DATASET EXTRACT:
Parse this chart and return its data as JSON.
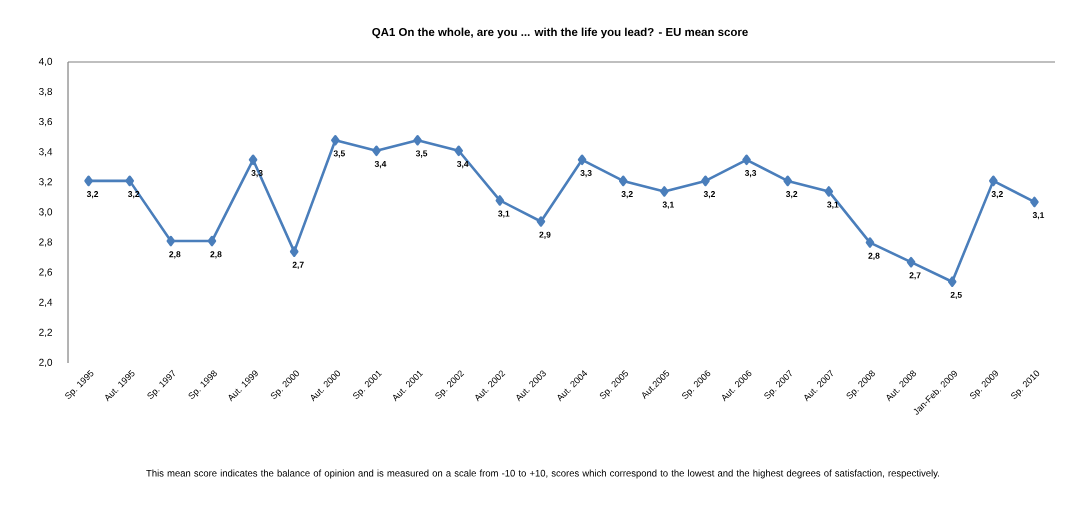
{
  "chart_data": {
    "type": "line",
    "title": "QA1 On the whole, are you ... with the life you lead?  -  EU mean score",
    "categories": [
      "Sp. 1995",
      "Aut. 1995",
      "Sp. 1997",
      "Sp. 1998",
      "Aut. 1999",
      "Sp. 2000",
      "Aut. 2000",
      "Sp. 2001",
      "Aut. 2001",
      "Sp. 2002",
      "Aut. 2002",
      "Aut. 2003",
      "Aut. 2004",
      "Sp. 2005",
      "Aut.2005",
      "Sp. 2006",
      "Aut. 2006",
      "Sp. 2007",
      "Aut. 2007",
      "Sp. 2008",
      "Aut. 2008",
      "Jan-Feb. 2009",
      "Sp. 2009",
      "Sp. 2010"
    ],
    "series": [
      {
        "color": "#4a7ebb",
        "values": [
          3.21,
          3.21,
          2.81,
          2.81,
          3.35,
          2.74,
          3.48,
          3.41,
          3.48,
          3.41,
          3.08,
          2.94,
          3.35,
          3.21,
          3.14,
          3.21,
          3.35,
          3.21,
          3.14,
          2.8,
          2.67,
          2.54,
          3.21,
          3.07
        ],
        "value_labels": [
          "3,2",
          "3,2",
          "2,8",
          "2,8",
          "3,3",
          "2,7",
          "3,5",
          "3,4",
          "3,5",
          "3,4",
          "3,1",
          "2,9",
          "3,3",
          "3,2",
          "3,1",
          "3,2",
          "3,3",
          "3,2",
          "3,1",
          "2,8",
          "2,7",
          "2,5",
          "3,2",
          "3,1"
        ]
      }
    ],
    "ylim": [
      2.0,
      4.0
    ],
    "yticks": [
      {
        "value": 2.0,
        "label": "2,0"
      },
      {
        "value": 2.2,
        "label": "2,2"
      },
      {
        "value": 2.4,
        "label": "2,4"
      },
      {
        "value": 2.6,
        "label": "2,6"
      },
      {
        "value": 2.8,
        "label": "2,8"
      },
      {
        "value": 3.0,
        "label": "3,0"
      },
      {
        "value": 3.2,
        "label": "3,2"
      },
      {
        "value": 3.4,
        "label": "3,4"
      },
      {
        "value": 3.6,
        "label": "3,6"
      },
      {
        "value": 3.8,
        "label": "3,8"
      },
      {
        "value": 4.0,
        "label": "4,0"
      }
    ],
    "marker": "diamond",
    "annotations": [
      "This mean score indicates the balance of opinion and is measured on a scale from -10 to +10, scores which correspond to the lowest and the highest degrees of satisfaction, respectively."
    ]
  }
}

...

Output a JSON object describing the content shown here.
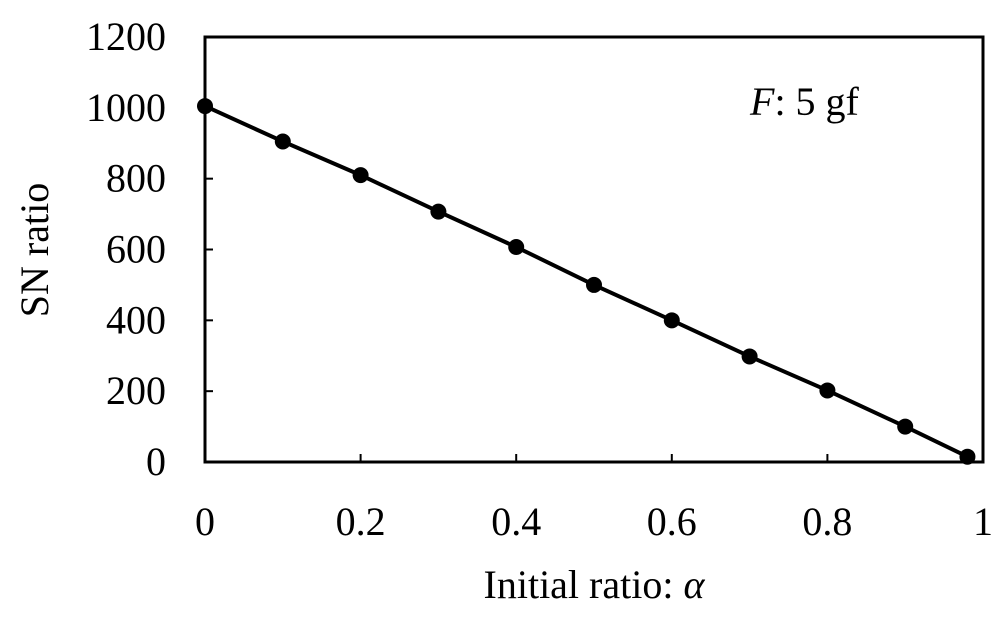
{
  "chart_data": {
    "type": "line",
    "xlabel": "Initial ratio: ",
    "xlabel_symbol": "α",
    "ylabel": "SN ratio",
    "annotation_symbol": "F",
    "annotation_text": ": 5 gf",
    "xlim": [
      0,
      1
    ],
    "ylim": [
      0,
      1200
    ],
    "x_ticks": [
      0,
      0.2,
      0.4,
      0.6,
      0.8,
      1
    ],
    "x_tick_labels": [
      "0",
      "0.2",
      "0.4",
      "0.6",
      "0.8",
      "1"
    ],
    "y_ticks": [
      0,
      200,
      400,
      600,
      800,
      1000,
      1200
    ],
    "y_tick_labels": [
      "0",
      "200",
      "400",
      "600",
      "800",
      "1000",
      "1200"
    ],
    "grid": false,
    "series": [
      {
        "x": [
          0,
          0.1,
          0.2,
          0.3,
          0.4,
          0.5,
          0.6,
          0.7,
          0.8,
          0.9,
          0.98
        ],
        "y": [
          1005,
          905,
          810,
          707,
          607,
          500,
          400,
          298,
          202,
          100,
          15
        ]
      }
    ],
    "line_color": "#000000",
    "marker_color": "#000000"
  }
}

WHAT YOU HAVE TO DO: Using the material above, report each line where "score" occurs.

TASK RESULT:
    "title": "QA1 On the whole, are you ... with the life you lead?  -  EU mean score",
      "This mean score indicates the balance of opinion and is measured on a scale from -10 to +10, scores which correspond to the lowest and the highest degrees of satisfaction, respectively."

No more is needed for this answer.